>> begin Data

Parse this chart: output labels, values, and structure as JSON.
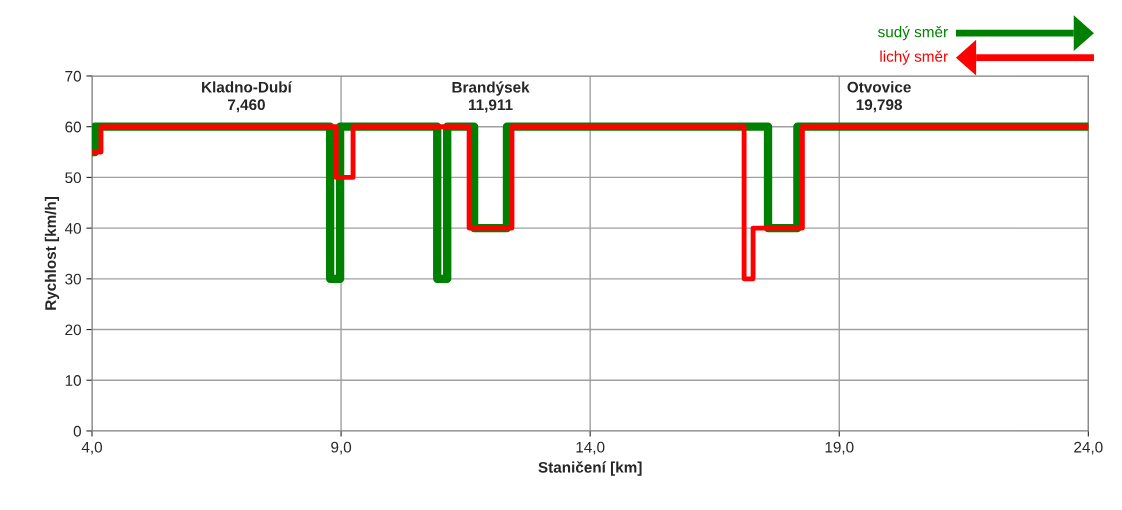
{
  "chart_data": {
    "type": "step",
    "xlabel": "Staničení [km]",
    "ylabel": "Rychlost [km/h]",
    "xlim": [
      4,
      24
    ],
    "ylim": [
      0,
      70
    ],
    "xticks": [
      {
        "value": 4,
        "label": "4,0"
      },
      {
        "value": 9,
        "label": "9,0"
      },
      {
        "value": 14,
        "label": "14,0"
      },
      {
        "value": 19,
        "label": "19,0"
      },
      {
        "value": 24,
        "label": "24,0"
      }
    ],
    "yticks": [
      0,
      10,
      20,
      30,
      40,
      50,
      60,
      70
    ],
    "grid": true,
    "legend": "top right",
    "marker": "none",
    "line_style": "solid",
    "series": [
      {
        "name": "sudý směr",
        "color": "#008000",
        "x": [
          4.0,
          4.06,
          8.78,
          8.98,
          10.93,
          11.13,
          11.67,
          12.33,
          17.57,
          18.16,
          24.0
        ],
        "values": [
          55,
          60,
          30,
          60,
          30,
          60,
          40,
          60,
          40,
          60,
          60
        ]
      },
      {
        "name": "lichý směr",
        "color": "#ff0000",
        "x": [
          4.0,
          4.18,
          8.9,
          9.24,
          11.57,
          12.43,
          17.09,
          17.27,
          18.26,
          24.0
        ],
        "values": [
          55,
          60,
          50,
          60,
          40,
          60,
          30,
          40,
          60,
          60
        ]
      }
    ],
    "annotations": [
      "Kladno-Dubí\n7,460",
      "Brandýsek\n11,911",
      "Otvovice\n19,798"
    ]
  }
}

>> end Data

**Stated problem:** Every line above should be repeated exactly; pictures stay out of the copy.

**Solution below:**
Parse this chart: output labels, values, and structure as JSON.
{
  "chart_data": {
    "type": "step",
    "xlabel": "Staničení [km]",
    "ylabel": "Rychlost [km/h]",
    "xlim": [
      4,
      24
    ],
    "ylim": [
      0,
      70
    ],
    "xticks": [
      {
        "value": 4,
        "label": "4,0"
      },
      {
        "value": 9,
        "label": "9,0"
      },
      {
        "value": 14,
        "label": "14,0"
      },
      {
        "value": 19,
        "label": "19,0"
      },
      {
        "value": 24,
        "label": "24,0"
      }
    ],
    "yticks": [
      0,
      10,
      20,
      30,
      40,
      50,
      60,
      70
    ],
    "grid": true,
    "legend": "top right",
    "marker": "none",
    "line_style": "solid",
    "series": [
      {
        "name": "sudý směr",
        "color": "#008000",
        "x": [
          4.0,
          4.06,
          8.78,
          8.98,
          10.93,
          11.13,
          11.67,
          12.33,
          17.57,
          18.16,
          24.0
        ],
        "values": [
          55,
          60,
          30,
          60,
          30,
          60,
          40,
          60,
          40,
          60,
          60
        ]
      },
      {
        "name": "lichý směr",
        "color": "#ff0000",
        "x": [
          4.0,
          4.18,
          8.9,
          9.24,
          11.57,
          12.43,
          17.09,
          17.27,
          18.26,
          24.0
        ],
        "values": [
          55,
          60,
          50,
          60,
          40,
          60,
          30,
          40,
          60,
          60
        ]
      }
    ],
    "annotations": [
      "Kladno-Dubí\n7,460",
      "Brandýsek\n11,911",
      "Otvovice\n19,798"
    ]
  }
}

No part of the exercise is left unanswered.